GOAL
Beneath this sentence is a set of records; write each of them out exactly.

==== RECORDS FOR THE EXERCISE ====

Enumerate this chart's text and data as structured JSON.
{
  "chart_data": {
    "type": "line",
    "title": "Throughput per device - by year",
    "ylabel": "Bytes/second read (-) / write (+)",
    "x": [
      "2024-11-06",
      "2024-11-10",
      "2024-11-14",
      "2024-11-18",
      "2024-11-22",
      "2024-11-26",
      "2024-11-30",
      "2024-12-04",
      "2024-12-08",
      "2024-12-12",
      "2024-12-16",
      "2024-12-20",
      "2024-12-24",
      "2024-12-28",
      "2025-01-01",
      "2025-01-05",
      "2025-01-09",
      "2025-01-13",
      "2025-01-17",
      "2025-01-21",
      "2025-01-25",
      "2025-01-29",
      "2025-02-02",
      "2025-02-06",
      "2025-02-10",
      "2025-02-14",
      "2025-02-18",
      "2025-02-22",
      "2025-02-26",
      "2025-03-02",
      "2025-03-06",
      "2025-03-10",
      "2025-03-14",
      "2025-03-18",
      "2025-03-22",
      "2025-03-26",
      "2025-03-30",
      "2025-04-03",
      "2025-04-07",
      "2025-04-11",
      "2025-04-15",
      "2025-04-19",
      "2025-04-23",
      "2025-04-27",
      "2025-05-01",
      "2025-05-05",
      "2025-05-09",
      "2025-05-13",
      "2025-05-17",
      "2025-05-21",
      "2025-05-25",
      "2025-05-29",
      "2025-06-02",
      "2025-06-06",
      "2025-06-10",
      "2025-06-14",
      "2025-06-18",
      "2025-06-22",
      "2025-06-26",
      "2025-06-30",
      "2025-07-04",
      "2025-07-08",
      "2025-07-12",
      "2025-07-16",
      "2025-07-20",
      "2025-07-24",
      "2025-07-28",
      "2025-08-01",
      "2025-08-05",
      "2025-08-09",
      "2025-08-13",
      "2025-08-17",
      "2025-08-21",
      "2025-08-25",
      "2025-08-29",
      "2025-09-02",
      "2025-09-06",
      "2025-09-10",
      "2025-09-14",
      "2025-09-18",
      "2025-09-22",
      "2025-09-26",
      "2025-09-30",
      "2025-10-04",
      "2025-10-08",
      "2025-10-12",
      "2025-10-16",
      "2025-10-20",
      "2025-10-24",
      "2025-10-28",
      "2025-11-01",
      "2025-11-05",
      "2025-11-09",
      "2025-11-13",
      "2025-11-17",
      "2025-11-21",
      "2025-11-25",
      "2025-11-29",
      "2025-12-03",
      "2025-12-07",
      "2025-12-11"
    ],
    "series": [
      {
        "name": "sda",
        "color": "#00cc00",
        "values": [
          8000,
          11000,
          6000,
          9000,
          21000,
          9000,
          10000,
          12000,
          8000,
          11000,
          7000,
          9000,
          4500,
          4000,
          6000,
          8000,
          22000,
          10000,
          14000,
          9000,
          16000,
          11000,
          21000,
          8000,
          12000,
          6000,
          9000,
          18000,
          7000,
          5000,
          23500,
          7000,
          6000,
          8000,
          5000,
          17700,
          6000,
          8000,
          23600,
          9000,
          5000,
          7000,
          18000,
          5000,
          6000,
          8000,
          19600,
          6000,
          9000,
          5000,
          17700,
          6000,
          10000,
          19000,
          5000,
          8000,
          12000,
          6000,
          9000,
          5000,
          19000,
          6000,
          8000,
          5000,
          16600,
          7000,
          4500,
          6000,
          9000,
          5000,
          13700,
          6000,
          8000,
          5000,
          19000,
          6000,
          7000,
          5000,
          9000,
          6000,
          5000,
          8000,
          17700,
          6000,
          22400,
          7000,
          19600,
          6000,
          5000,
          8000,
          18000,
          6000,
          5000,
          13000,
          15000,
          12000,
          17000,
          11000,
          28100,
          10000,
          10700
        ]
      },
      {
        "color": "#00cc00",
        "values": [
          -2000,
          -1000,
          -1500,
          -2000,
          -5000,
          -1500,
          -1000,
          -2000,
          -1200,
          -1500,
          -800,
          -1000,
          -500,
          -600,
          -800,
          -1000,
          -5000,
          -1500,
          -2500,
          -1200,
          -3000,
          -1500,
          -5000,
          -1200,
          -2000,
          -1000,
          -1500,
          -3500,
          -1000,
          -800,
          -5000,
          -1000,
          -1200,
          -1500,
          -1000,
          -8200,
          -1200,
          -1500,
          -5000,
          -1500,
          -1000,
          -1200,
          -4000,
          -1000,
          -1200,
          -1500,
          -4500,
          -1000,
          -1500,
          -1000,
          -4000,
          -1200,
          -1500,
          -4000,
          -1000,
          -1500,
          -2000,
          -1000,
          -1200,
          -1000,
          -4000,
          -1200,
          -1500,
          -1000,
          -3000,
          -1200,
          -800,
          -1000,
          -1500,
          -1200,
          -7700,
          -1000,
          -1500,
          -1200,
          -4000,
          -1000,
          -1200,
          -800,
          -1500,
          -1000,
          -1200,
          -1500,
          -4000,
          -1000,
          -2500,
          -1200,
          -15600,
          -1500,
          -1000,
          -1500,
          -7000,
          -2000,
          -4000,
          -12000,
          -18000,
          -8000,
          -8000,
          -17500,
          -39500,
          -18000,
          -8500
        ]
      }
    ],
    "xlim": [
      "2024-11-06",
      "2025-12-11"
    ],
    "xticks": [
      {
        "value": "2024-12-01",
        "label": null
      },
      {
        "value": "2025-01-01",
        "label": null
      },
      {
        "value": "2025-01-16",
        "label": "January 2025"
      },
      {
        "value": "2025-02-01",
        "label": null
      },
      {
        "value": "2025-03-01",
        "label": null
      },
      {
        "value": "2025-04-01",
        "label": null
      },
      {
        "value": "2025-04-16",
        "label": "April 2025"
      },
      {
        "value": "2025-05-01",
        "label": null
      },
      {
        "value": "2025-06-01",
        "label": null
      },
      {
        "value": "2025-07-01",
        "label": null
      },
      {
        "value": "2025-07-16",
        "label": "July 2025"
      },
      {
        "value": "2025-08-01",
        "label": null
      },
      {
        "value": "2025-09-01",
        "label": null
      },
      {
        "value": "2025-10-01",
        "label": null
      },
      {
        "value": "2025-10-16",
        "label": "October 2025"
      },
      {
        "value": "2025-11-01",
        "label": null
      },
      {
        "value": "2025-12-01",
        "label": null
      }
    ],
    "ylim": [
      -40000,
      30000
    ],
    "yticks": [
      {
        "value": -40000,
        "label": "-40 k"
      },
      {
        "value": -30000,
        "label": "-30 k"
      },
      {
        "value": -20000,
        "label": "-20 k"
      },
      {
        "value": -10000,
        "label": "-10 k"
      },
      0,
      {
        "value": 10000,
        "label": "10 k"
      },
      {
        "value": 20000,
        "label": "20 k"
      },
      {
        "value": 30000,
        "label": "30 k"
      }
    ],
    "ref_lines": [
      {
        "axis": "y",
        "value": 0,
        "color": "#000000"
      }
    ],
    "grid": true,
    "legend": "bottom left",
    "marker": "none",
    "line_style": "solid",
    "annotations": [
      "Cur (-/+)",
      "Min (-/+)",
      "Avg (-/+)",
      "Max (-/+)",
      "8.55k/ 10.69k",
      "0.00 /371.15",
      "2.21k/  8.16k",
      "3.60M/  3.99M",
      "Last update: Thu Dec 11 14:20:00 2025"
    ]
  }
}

====

TASK RESULT
Enumerate this chart's text and data as structured JSON.
{
  "chart_data": {
    "type": "line",
    "title": "Throughput per device - by year",
    "ylabel": "Bytes/second read (-) / write (+)",
    "x": [
      "2024-11-06",
      "2024-11-10",
      "2024-11-14",
      "2024-11-18",
      "2024-11-22",
      "2024-11-26",
      "2024-11-30",
      "2024-12-04",
      "2024-12-08",
      "2024-12-12",
      "2024-12-16",
      "2024-12-20",
      "2024-12-24",
      "2024-12-28",
      "2025-01-01",
      "2025-01-05",
      "2025-01-09",
      "2025-01-13",
      "2025-01-17",
      "2025-01-21",
      "2025-01-25",
      "2025-01-29",
      "2025-02-02",
      "2025-02-06",
      "2025-02-10",
      "2025-02-14",
      "2025-02-18",
      "2025-02-22",
      "2025-02-26",
      "2025-03-02",
      "2025-03-06",
      "2025-03-10",
      "2025-03-14",
      "2025-03-18",
      "2025-03-22",
      "2025-03-26",
      "2025-03-30",
      "2025-04-03",
      "2025-04-07",
      "2025-04-11",
      "2025-04-15",
      "2025-04-19",
      "2025-04-23",
      "2025-04-27",
      "2025-05-01",
      "2025-05-05",
      "2025-05-09",
      "2025-05-13",
      "2025-05-17",
      "2025-05-21",
      "2025-05-25",
      "2025-05-29",
      "2025-06-02",
      "2025-06-06",
      "2025-06-10",
      "2025-06-14",
      "2025-06-18",
      "2025-06-22",
      "2025-06-26",
      "2025-06-30",
      "2025-07-04",
      "2025-07-08",
      "2025-07-12",
      "2025-07-16",
      "2025-07-20",
      "2025-07-24",
      "2025-07-28",
      "2025-08-01",
      "2025-08-05",
      "2025-08-09",
      "2025-08-13",
      "2025-08-17",
      "2025-08-21",
      "2025-08-25",
      "2025-08-29",
      "2025-09-02",
      "2025-09-06",
      "2025-09-10",
      "2025-09-14",
      "2025-09-18",
      "2025-09-22",
      "2025-09-26",
      "2025-09-30",
      "2025-10-04",
      "2025-10-08",
      "2025-10-12",
      "2025-10-16",
      "2025-10-20",
      "2025-10-24",
      "2025-10-28",
      "2025-11-01",
      "2025-11-05",
      "2025-11-09",
      "2025-11-13",
      "2025-11-17",
      "2025-11-21",
      "2025-11-25",
      "2025-11-29",
      "2025-12-03",
      "2025-12-07",
      "2025-12-11"
    ],
    "series": [
      {
        "name": "sda",
        "color": "#00cc00",
        "values": [
          8000,
          11000,
          6000,
          9000,
          21000,
          9000,
          10000,
          12000,
          8000,
          11000,
          7000,
          9000,
          4500,
          4000,
          6000,
          8000,
          22000,
          10000,
          14000,
          9000,
          16000,
          11000,
          21000,
          8000,
          12000,
          6000,
          9000,
          18000,
          7000,
          5000,
          23500,
          7000,
          6000,
          8000,
          5000,
          17700,
          6000,
          8000,
          23600,
          9000,
          5000,
          7000,
          18000,
          5000,
          6000,
          8000,
          19600,
          6000,
          9000,
          5000,
          17700,
          6000,
          10000,
          19000,
          5000,
          8000,
          12000,
          6000,
          9000,
          5000,
          19000,
          6000,
          8000,
          5000,
          16600,
          7000,
          4500,
          6000,
          9000,
          5000,
          13700,
          6000,
          8000,
          5000,
          19000,
          6000,
          7000,
          5000,
          9000,
          6000,
          5000,
          8000,
          17700,
          6000,
          22400,
          7000,
          19600,
          6000,
          5000,
          8000,
          18000,
          6000,
          5000,
          13000,
          15000,
          12000,
          17000,
          11000,
          28100,
          10000,
          10700
        ]
      },
      {
        "color": "#00cc00",
        "values": [
          -2000,
          -1000,
          -1500,
          -2000,
          -5000,
          -1500,
          -1000,
          -2000,
          -1200,
          -1500,
          -800,
          -1000,
          -500,
          -600,
          -800,
          -1000,
          -5000,
          -1500,
          -2500,
          -1200,
          -3000,
          -1500,
          -5000,
          -1200,
          -2000,
          -1000,
          -1500,
          -3500,
          -1000,
          -800,
          -5000,
          -1000,
          -1200,
          -1500,
          -1000,
          -8200,
          -1200,
          -1500,
          -5000,
          -1500,
          -1000,
          -1200,
          -4000,
          -1000,
          -1200,
          -1500,
          -4500,
          -1000,
          -1500,
          -1000,
          -4000,
          -1200,
          -1500,
          -4000,
          -1000,
          -1500,
          -2000,
          -1000,
          -1200,
          -1000,
          -4000,
          -1200,
          -1500,
          -1000,
          -3000,
          -1200,
          -800,
          -1000,
          -1500,
          -1200,
          -7700,
          -1000,
          -1500,
          -1200,
          -4000,
          -1000,
          -1200,
          -800,
          -1500,
          -1000,
          -1200,
          -1500,
          -4000,
          -1000,
          -2500,
          -1200,
          -15600,
          -1500,
          -1000,
          -1500,
          -7000,
          -2000,
          -4000,
          -12000,
          -18000,
          -8000,
          -8000,
          -17500,
          -39500,
          -18000,
          -8500
        ]
      }
    ],
    "xlim": [
      "2024-11-06",
      "2025-12-11"
    ],
    "xticks": [
      {
        "value": "2024-12-01",
        "label": null
      },
      {
        "value": "2025-01-01",
        "label": null
      },
      {
        "value": "2025-01-16",
        "label": "January 2025"
      },
      {
        "value": "2025-02-01",
        "label": null
      },
      {
        "value": "2025-03-01",
        "label": null
      },
      {
        "value": "2025-04-01",
        "label": null
      },
      {
        "value": "2025-04-16",
        "label": "April 2025"
      },
      {
        "value": "2025-05-01",
        "label": null
      },
      {
        "value": "2025-06-01",
        "label": null
      },
      {
        "value": "2025-07-01",
        "label": null
      },
      {
        "value": "2025-07-16",
        "label": "July 2025"
      },
      {
        "value": "2025-08-01",
        "label": null
      },
      {
        "value": "2025-09-01",
        "label": null
      },
      {
        "value": "2025-10-01",
        "label": null
      },
      {
        "value": "2025-10-16",
        "label": "October 2025"
      },
      {
        "value": "2025-11-01",
        "label": null
      },
      {
        "value": "2025-12-01",
        "label": null
      }
    ],
    "ylim": [
      -40000,
      30000
    ],
    "yticks": [
      {
        "value": -40000,
        "label": "-40 k"
      },
      {
        "value": -30000,
        "label": "-30 k"
      },
      {
        "value": -20000,
        "label": "-20 k"
      },
      {
        "value": -10000,
        "label": "-10 k"
      },
      0,
      {
        "value": 10000,
        "label": "10 k"
      },
      {
        "value": 20000,
        "label": "20 k"
      },
      {
        "value": 30000,
        "label": "30 k"
      }
    ],
    "ref_lines": [
      {
        "axis": "y",
        "value": 0,
        "color": "#000000"
      }
    ],
    "grid": true,
    "legend": "bottom left",
    "marker": "none",
    "line_style": "solid",
    "annotations": [
      "Cur (-/+)",
      "Min (-/+)",
      "Avg (-/+)",
      "Max (-/+)",
      "8.55k/ 10.69k",
      "0.00 /371.15",
      "2.21k/  8.16k",
      "3.60M/  3.99M",
      "Last update: Thu Dec 11 14:20:00 2025"
    ]
  }
}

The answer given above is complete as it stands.